**原文节选**
━━━━━━
In [19]:
import re
import math
import warnings
import tqdm
import matplotlib
import numpy as np
import pandas as pd
from scipy import optimize
import matplotlib.pyplot as plt
from scipy.optimize import fsolve
from sympy import symbols, Eq, solve
from matplotlib.pyplot import MultipleLocator
warnings.filterwarnings("ignore")


%matplotlib inline
plt.rcParams['font.sans-serif'] = ['SimHei'] 
plt.rcParams['axes.unicode_minus'] = False 

In [20]:
data1=pd.read_excel('/root/GDUT/表1-患者列表及临床信息.xlsx')
data2=pd.read_excel('/root/GDUT/表2-患者影像信息血肿及水肿的体积及位置.xlsx')
data3=pd.read_excel('/root/GDUT/表3-患者影像信息血肿及水肿的形状及灰度分布.xlsx')
data4=pd.read_excel('/root/GDUT/表4-答案文件.xlsx')

data1.rename(columns={data1.columns[0]: "ID"}, inplace=True)
data2.rename(columns={data2.columns[0]: "ID"}, inplace=True)

data_f_1=pd.read_excel('/root/GDUT/附表1-检索表格-流水号vs时间.xlsx')
data_f_time=pd.read_excel('时间点.xlsx')

In [21]:
# 取1a问题对应需要用的数据
# data1_columns = ['ID','数据集划分', '入院首次影像检查流水号', '发病到首次影像检查时间间隔']
data1_columns = ['ID','数据集划分', '入院首次影像检查流水号', '发病到首次影像检查时间间隔']
data1_1a = data1[data1_columns]

data2.rename(columns={data2.columns[0]: "ID"}, inplace=True)
━━━━━━
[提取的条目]

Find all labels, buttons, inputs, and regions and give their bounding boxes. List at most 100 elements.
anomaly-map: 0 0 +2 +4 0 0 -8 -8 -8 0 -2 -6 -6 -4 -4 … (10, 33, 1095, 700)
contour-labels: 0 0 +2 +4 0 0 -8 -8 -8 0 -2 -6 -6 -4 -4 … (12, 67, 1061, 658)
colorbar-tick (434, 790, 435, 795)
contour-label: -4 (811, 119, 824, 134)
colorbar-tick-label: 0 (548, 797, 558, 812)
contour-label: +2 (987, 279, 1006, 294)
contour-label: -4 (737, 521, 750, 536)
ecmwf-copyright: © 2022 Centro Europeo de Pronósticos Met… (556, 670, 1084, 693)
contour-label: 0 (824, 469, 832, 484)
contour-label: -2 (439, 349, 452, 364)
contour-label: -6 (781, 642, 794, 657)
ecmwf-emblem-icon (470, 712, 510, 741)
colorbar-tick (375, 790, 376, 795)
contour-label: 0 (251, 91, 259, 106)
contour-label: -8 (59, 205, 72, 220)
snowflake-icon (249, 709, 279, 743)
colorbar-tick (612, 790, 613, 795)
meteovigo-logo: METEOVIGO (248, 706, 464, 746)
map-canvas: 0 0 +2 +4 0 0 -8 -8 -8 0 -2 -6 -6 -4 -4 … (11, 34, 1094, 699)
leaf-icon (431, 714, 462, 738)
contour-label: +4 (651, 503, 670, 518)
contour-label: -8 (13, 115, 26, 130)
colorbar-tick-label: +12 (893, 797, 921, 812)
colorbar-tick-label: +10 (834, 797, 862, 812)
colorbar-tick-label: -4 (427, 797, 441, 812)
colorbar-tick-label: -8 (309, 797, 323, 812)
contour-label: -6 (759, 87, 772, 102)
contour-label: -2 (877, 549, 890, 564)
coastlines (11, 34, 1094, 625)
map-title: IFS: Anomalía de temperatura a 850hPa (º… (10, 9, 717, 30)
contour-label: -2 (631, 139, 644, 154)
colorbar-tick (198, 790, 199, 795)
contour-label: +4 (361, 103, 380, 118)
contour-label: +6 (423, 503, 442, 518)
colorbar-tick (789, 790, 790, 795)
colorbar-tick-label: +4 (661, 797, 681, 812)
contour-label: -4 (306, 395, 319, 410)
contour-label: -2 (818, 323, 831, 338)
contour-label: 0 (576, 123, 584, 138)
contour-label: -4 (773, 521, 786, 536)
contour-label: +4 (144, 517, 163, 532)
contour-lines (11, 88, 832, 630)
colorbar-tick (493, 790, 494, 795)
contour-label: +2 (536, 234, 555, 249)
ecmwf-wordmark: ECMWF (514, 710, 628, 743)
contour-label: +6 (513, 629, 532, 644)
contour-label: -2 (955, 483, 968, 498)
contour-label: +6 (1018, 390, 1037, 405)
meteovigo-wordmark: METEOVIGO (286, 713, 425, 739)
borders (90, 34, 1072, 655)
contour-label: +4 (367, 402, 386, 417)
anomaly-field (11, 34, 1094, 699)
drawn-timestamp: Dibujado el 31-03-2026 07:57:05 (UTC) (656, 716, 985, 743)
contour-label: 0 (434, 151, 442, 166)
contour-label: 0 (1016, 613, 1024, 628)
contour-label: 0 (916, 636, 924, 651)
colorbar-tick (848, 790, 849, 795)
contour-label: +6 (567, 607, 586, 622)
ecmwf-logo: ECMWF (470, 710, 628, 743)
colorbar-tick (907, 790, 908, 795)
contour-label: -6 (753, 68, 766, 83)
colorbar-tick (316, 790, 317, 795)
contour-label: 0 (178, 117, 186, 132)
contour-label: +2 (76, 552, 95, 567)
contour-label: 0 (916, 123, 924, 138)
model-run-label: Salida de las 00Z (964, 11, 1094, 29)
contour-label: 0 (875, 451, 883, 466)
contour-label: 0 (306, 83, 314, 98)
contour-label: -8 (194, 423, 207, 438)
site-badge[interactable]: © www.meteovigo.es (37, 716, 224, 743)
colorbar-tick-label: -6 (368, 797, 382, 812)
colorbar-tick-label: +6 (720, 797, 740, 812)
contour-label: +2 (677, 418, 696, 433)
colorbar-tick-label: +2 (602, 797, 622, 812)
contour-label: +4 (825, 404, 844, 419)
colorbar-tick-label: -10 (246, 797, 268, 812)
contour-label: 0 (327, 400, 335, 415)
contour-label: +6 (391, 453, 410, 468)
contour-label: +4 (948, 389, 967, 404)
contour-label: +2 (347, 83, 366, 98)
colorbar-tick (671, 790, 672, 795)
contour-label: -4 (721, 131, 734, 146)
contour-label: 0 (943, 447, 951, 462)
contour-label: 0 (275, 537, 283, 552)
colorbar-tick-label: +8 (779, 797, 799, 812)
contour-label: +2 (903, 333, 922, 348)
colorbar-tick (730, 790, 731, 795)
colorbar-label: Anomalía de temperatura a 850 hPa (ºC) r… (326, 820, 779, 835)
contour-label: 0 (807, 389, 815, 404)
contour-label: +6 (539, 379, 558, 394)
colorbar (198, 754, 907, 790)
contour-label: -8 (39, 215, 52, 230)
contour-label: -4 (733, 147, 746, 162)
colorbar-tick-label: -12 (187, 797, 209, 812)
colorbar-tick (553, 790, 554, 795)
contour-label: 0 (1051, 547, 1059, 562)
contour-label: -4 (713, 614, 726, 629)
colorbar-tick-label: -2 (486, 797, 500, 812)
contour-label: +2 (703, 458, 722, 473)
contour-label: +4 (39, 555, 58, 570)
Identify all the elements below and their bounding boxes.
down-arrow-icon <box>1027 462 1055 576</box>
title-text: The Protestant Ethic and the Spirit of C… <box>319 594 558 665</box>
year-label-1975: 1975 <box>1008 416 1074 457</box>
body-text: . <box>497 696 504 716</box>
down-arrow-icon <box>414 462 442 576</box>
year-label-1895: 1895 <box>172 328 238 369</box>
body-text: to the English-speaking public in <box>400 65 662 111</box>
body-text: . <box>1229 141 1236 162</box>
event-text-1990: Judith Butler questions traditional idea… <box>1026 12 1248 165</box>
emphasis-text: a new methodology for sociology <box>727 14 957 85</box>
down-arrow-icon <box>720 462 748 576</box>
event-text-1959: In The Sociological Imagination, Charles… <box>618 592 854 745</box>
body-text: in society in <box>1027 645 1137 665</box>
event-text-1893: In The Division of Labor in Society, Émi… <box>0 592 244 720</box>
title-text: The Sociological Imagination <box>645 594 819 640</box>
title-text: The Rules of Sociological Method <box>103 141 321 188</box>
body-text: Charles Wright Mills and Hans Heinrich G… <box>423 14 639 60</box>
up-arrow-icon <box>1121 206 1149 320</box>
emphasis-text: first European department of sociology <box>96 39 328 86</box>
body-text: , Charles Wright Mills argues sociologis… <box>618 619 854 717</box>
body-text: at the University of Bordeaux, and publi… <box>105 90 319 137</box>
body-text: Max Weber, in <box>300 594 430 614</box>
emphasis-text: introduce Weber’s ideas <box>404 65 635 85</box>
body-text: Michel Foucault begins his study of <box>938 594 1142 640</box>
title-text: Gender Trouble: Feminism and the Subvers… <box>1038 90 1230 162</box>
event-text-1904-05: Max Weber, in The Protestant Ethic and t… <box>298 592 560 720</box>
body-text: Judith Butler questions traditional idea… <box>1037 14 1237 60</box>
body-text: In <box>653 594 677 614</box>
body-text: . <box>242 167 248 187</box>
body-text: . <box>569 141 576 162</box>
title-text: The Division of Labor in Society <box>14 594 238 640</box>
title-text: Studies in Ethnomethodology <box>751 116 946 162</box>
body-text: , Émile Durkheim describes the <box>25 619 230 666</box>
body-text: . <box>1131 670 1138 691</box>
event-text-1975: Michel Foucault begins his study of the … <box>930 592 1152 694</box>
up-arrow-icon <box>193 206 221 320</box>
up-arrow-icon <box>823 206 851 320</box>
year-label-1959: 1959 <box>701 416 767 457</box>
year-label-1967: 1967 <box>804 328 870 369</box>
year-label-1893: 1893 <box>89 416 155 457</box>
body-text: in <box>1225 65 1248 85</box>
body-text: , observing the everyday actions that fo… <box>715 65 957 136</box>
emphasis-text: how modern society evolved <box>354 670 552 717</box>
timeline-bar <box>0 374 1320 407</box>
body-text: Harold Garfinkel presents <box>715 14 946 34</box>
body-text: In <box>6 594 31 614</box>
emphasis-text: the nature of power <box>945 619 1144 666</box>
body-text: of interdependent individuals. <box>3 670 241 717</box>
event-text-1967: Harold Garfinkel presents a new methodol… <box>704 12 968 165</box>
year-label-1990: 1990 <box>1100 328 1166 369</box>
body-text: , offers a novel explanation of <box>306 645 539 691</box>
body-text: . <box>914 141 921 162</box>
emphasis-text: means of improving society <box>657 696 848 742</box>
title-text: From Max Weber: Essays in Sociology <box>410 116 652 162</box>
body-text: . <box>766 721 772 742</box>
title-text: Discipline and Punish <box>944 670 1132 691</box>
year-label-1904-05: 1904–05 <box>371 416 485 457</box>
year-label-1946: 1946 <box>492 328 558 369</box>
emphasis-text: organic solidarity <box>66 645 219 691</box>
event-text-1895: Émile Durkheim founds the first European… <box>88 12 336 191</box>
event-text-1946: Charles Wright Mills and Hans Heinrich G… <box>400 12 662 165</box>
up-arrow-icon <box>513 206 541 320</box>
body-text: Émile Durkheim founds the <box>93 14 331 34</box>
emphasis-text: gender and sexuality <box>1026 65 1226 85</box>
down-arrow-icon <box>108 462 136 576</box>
━━━━━━
**练习要求**
(A) 把上方患者数据分析代码中从“data2=pd.read_”到“表4-答案文件.xlsx')”的部分（含首尾）一字不差地抄写出来。
(B) 请从上方患者数据分析代码停下的地方接着往下写。

**参考答案**
(A)
data2=pd.read_excel('/root/GDUT/表2-患者影像信息血肿及水肿的体积及位置.xlsx')
data3=pd.read_excel('/root/GDUT/表3-患者影像信息血肿及水肿的形状及灰度分布.xlsx')
data4=pd.read_excel('/root/GDUT/表4-答案文件.xlsx')

(B)
data2_columns = ['ID'] + [col for col in data2.columns if col.startswith('HM_volume') or col.startswith('随访')] # '首次检查流水号'
data2_1a = data2[data2_columns]

In [22]:
# 合并和保存数据
_1a=pd.merge(data1_1a,data2_1a,how='outer',on='ID')
_1a.to_excel('1a数据.xlsx', index=False)

In [23]:
# 转换为时间戳格式
columns_to_convert = data_f_time.columns[1:]
data_f_time[columns_to_convert] = data_f_time[columns_to_convert].apply(pd.to_datetime)
# Datetime对象转换为秒级的时间戳形式
data_f_time[columns_to_convert] = data_f_time[columns_to_convert].apply(lambda x: x.astype(int) // 10**9)
# 将负数的时间戳转变为空值
data_f_time[data_f_time.columns[1:]] = data_f_time[data_f_time.columns[1:]].apply(lambda x: x.mask(x < 0))

In [24]:
# 找到两个 DataFrame 共有的列名
common_columns = data_f_time.columns.intersection(_1a.columns)
# 使用 data_f_time 中的列替换 _1a 中的相同列名的列
_1a[common_columns] = data_f_time[common_columns]

In [25]:
# 取时间做散点图
result_list = []
flow_cols =[col for col in _1a.columns if col.endswith('流水号')]
hm_cols = [col for col in _1a.columns if col.startswith('HM_')]

# 修改寻访的变为以0开始的时间戳
cumulative_value_lists = []
p = 0 # 更新第几列
for i in range(8):
    cumulative_value_list = []
    q = 0
    for j,k,m in zip(_1a[flow_cols[i]], _1a[flow_cols[i+1]], _1a['发病到首次影像检查时间间隔']):
        if j == float(np.nan) or k == float(np.nan): # 无记录继承前面的记录
            cumulative_value = cumulative_value_lists[p-1][q]
        else:
            if i == 0:
                cumulative_value = 0
                cumulative_value += (m * 3600 + (k - j))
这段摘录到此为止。